— BEGIN WORKING DATA —

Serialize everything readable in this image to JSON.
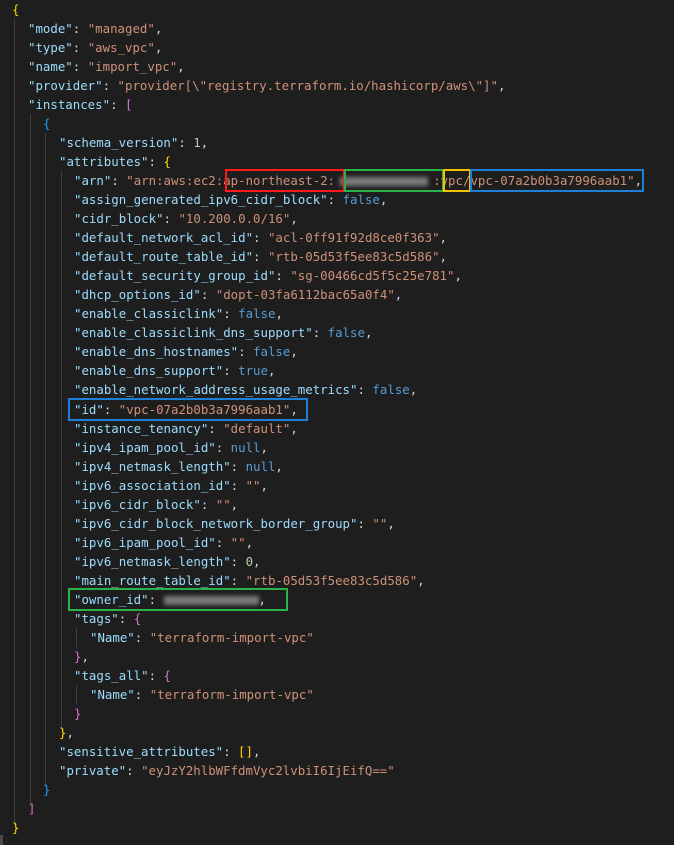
{
  "editor": {
    "open_brace": "{",
    "close_brace": "}",
    "mode_key": "\"mode\"",
    "mode_val": "\"managed\"",
    "type_key": "\"type\"",
    "type_val": "\"aws_vpc\"",
    "name_key": "\"name\"",
    "name_val": "\"import_vpc\"",
    "provider_key": "\"provider\"",
    "provider_val": "\"provider[\\\"registry.terraform.io/hashicorp/aws\\\"]\"",
    "instances_key": "\"instances\"",
    "open_bracket": "[",
    "close_bracket": "]",
    "schema_version_key": "\"schema_version\"",
    "schema_version_val": "1",
    "attributes_key": "\"attributes\"",
    "arn_key": "\"arn\"",
    "arn_prefix": "\"arn:aws:ec2:",
    "arn_region": "ap-northeast-2",
    "arn_vpc": "vpc",
    "arn_vpc_id": "vpc-07a2b0b3a7996aab1\"",
    "attrs": [
      {
        "key": "\"assign_generated_ipv6_cidr_block\"",
        "val": "false",
        "kind": "b"
      },
      {
        "key": "\"cidr_block\"",
        "val": "\"10.200.0.0/16\"",
        "kind": "s"
      },
      {
        "key": "\"default_network_acl_id\"",
        "val": "\"acl-0ff91f92d8ce0f363\"",
        "kind": "s"
      },
      {
        "key": "\"default_route_table_id\"",
        "val": "\"rtb-05d53f5ee83c5d586\"",
        "kind": "s"
      },
      {
        "key": "\"default_security_group_id\"",
        "val": "\"sg-00466cd5f5c25e781\"",
        "kind": "s"
      },
      {
        "key": "\"dhcp_options_id\"",
        "val": "\"dopt-03fa6112bac65a0f4\"",
        "kind": "s"
      },
      {
        "key": "\"enable_classiclink\"",
        "val": "false",
        "kind": "b"
      },
      {
        "key": "\"enable_classiclink_dns_support\"",
        "val": "false",
        "kind": "b"
      },
      {
        "key": "\"enable_dns_hostnames\"",
        "val": "false",
        "kind": "b"
      },
      {
        "key": "\"enable_dns_support\"",
        "val": "true",
        "kind": "b"
      },
      {
        "key": "\"enable_network_address_usage_metrics\"",
        "val": "false",
        "kind": "b"
      }
    ],
    "id_key": "\"id\"",
    "id_val": "\"vpc-07a2b0b3a7996aab1\"",
    "attrs2": [
      {
        "key": "\"instance_tenancy\"",
        "val": "\"default\"",
        "kind": "s"
      },
      {
        "key": "\"ipv4_ipam_pool_id\"",
        "val": "null",
        "kind": "b"
      },
      {
        "key": "\"ipv4_netmask_length\"",
        "val": "null",
        "kind": "b"
      },
      {
        "key": "\"ipv6_association_id\"",
        "val": "\"\"",
        "kind": "s"
      },
      {
        "key": "\"ipv6_cidr_block\"",
        "val": "\"\"",
        "kind": "s"
      },
      {
        "key": "\"ipv6_cidr_block_network_border_group\"",
        "val": "\"\"",
        "kind": "s"
      },
      {
        "key": "\"ipv6_ipam_pool_id\"",
        "val": "\"\"",
        "kind": "s"
      },
      {
        "key": "\"ipv6_netmask_length\"",
        "val": "0",
        "kind": "n"
      },
      {
        "key": "\"main_route_table_id\"",
        "val": "\"rtb-05d53f5ee83c5d586\"",
        "kind": "s"
      }
    ],
    "owner_id_key": "\"owner_id\"",
    "tags_key": "\"tags\"",
    "tags_all_key": "\"tags_all\"",
    "tag_name_key": "\"Name\"",
    "tag_name_val": "\"terraform-import-vpc\"",
    "sensitive_key": "\"sensitive_attributes\"",
    "sensitive_val": "[]",
    "private_key": "\"private\"",
    "private_val": "\"eyJzY2hlbWFfdmVyc2lvbiI6IjEifQ==\""
  }
}
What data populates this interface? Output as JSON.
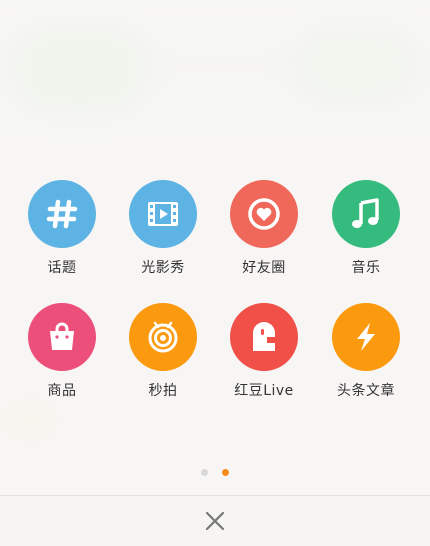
{
  "menu": {
    "items": [
      {
        "label": "话题",
        "icon": "hashtag-icon",
        "color": "#5db3e3"
      },
      {
        "label": "光影秀",
        "icon": "film-icon",
        "color": "#5db3e3"
      },
      {
        "label": "好友圈",
        "icon": "heart-icon",
        "color": "#f0685a"
      },
      {
        "label": "音乐",
        "icon": "music-note-icon",
        "color": "#34bb7d"
      },
      {
        "label": "商品",
        "icon": "shopping-bag-icon",
        "color": "#ec4f7a"
      },
      {
        "label": "秒拍",
        "icon": "camera-lens-icon",
        "color": "#fb9a0e"
      },
      {
        "label": "红豆Live",
        "icon": "live-mascot-icon",
        "color": "#f05048"
      },
      {
        "label": "头条文章",
        "icon": "lightning-icon",
        "color": "#fb9a0e"
      }
    ]
  },
  "pagination": {
    "pages": 2,
    "active": 2,
    "active_color": "#f28c1c"
  },
  "close": {
    "icon": "close-icon"
  }
}
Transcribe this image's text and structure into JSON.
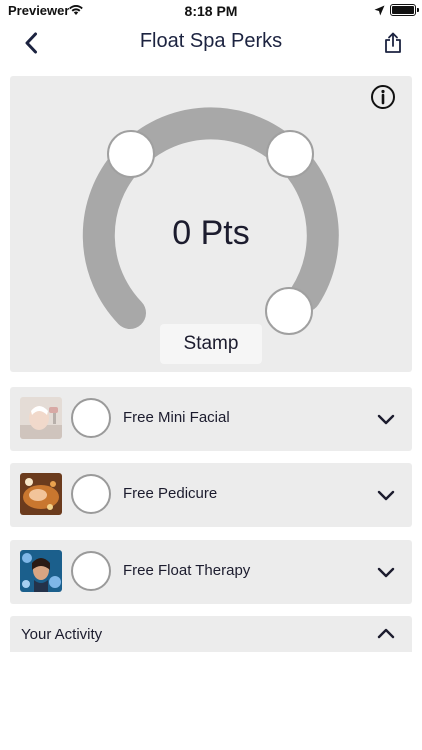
{
  "status_bar": {
    "carrier": "Previewer",
    "time": "8:18 PM"
  },
  "nav": {
    "title": "Float Spa Perks",
    "back_icon": "chevron-left-icon",
    "share_icon": "share-icon"
  },
  "points_card": {
    "points_text": "0 Pts",
    "stamp_label": "Stamp",
    "info_icon": "info-icon",
    "stamps_total": 3,
    "stamps_filled": 0
  },
  "perks": [
    {
      "label": "Free Mini Facial",
      "thumb": "facial-thumbnail"
    },
    {
      "label": "Free Pedicure",
      "thumb": "pedicure-thumbnail"
    },
    {
      "label": "Free Float Therapy",
      "thumb": "float-therapy-thumbnail"
    }
  ],
  "activity": {
    "label": "Your Activity",
    "expanded": true
  },
  "colors": {
    "card_bg": "#ececec",
    "gauge_track": "#a8a8a8",
    "text": "#1c1c2e"
  }
}
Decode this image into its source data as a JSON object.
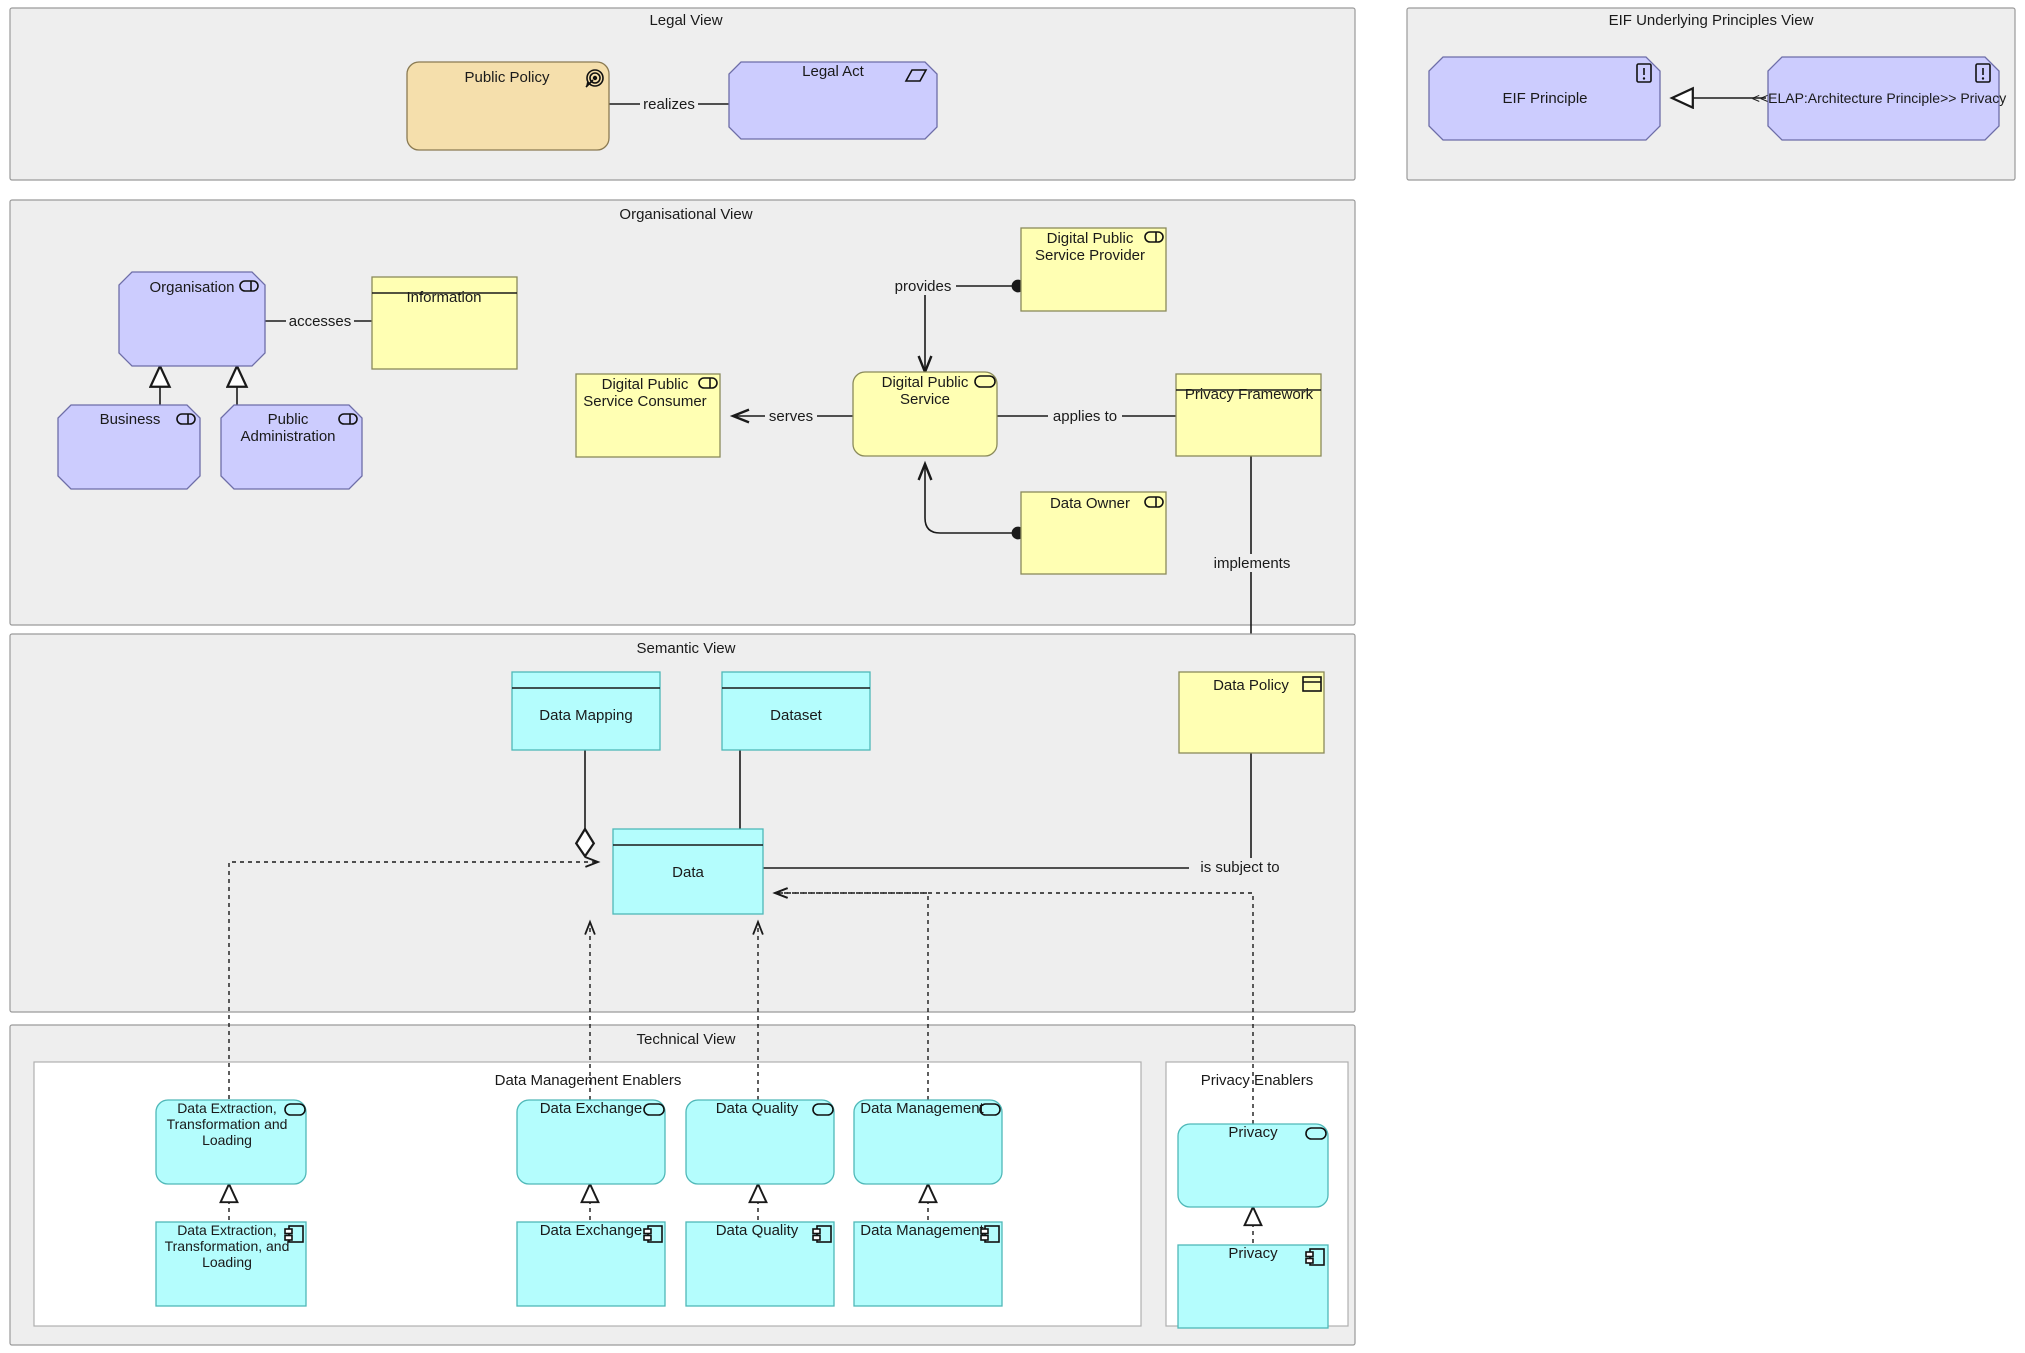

— END WORKING DATA —

WHAT NEEDS TO BE DONE:
Print the complete listing exactly as it stands, without its pictures.

ANSWER TO THE PROBLEM:
Serialize everything readable in this image to JSON.
{
  "editor": {
    "open_brace": "{",
    "close_brace": "}",
    "mode_key": "\"mode\"",
    "mode_val": "\"managed\"",
    "type_key": "\"type\"",
    "type_val": "\"aws_vpc\"",
    "name_key": "\"name\"",
    "name_val": "\"import_vpc\"",
    "provider_key": "\"provider\"",
    "provider_val": "\"provider[\\\"registry.terraform.io/hashicorp/aws\\\"]\"",
    "instances_key": "\"instances\"",
    "open_bracket": "[",
    "close_bracket": "]",
    "schema_version_key": "\"schema_version\"",
    "schema_version_val": "1",
    "attributes_key": "\"attributes\"",
    "arn_key": "\"arn\"",
    "arn_prefix": "\"arn:aws:ec2:",
    "arn_region": "ap-northeast-2",
    "arn_vpc": "vpc",
    "arn_vpc_id": "vpc-07a2b0b3a7996aab1\"",
    "attrs": [
      {
        "key": "\"assign_generated_ipv6_cidr_block\"",
        "val": "false",
        "kind": "b"
      },
      {
        "key": "\"cidr_block\"",
        "val": "\"10.200.0.0/16\"",
        "kind": "s"
      },
      {
        "key": "\"default_network_acl_id\"",
        "val": "\"acl-0ff91f92d8ce0f363\"",
        "kind": "s"
      },
      {
        "key": "\"default_route_table_id\"",
        "val": "\"rtb-05d53f5ee83c5d586\"",
        "kind": "s"
      },
      {
        "key": "\"default_security_group_id\"",
        "val": "\"sg-00466cd5f5c25e781\"",
        "kind": "s"
      },
      {
        "key": "\"dhcp_options_id\"",
        "val": "\"dopt-03fa6112bac65a0f4\"",
        "kind": "s"
      },
      {
        "key": "\"enable_classiclink\"",
        "val": "false",
        "kind": "b"
      },
      {
        "key": "\"enable_classiclink_dns_support\"",
        "val": "false",
        "kind": "b"
      },
      {
        "key": "\"enable_dns_hostnames\"",
        "val": "false",
        "kind": "b"
      },
      {
        "key": "\"enable_dns_support\"",
        "val": "true",
        "kind": "b"
      },
      {
        "key": "\"enable_network_address_usage_metrics\"",
        "val": "false",
        "kind": "b"
      }
    ],
    "id_key": "\"id\"",
    "id_val": "\"vpc-07a2b0b3a7996aab1\"",
    "attrs2": [
      {
        "key": "\"instance_tenancy\"",
        "val": "\"default\"",
        "kind": "s"
      },
      {
        "key": "\"ipv4_ipam_pool_id\"",
        "val": "null",
        "kind": "b"
      },
      {
        "key": "\"ipv4_netmask_length\"",
        "val": "null",
        "kind": "b"
      },
      {
        "key": "\"ipv6_association_id\"",
        "val": "\"\"",
        "kind": "s"
      },
      {
        "key": "\"ipv6_cidr_block\"",
        "val": "\"\"",
        "kind": "s"
      },
      {
        "key": "\"ipv6_cidr_block_network_border_group\"",
        "val": "\"\"",
        "kind": "s"
      },
      {
        "key": "\"ipv6_ipam_pool_id\"",
        "val": "\"\"",
        "kind": "s"
      },
      {
        "key": "\"ipv6_netmask_length\"",
        "val": "0",
        "kind": "n"
      },
      {
        "key": "\"main_route_table_id\"",
        "val": "\"rtb-05d53f5ee83c5d586\"",
        "kind": "s"
      }
    ],
    "owner_id_key": "\"owner_id\"",
    "tags_key": "\"tags\"",
    "tags_all_key": "\"tags_all\"",
    "tag_name_key": "\"Name\"",
    "tag_name_val": "\"terraform-import-vpc\"",
    "sensitive_key": "\"sensitive_attributes\"",
    "sensitive_val": "[]",
    "private_key": "\"private\"",
    "private_val": "\"eyJzY2hlbWFfdmVyc2lvbiI6IjEifQ==\""
  }
}
What data populates this interface? Output as JSON.
{
  "menu": {
    "items": [
      {
        "label": "话题",
        "icon": "hashtag-icon",
        "color": "#5db3e3"
      },
      {
        "label": "光影秀",
        "icon": "film-icon",
        "color": "#5db3e3"
      },
      {
        "label": "好友圈",
        "icon": "heart-icon",
        "color": "#f0685a"
      },
      {
        "label": "音乐",
        "icon": "music-note-icon",
        "color": "#34bb7d"
      },
      {
        "label": "商品",
        "icon": "shopping-bag-icon",
        "color": "#ec4f7a"
      },
      {
        "label": "秒拍",
        "icon": "camera-lens-icon",
        "color": "#fb9a0e"
      },
      {
        "label": "红豆Live",
        "icon": "live-mascot-icon",
        "color": "#f05048"
      },
      {
        "label": "头条文章",
        "icon": "lightning-icon",
        "color": "#fb9a0e"
      }
    ]
  },
  "pagination": {
    "pages": 2,
    "active": 2,
    "active_color": "#f28c1c"
  },
  "close": {
    "icon": "close-icon"
  }
}
Transcribe this image's text and structure into JSON.
{
  "status_bar": {
    "carrier": "Previewer",
    "time": "8:18 PM"
  },
  "nav": {
    "title": "Float Spa Perks",
    "back_icon": "chevron-left-icon",
    "share_icon": "share-icon"
  },
  "points_card": {
    "points_text": "0 Pts",
    "stamp_label": "Stamp",
    "info_icon": "info-icon",
    "stamps_total": 3,
    "stamps_filled": 0
  },
  "perks": [
    {
      "label": "Free Mini Facial",
      "thumb": "facial-thumbnail"
    },
    {
      "label": "Free Pedicure",
      "thumb": "pedicure-thumbnail"
    },
    {
      "label": "Free Float Therapy",
      "thumb": "float-therapy-thumbnail"
    }
  ],
  "activity": {
    "label": "Your Activity",
    "expanded": true
  },
  "colors": {
    "card_bg": "#ececec",
    "gauge_track": "#a8a8a8",
    "text": "#1c1c2e"
  }
}
Decode this image into its source data as a JSON object.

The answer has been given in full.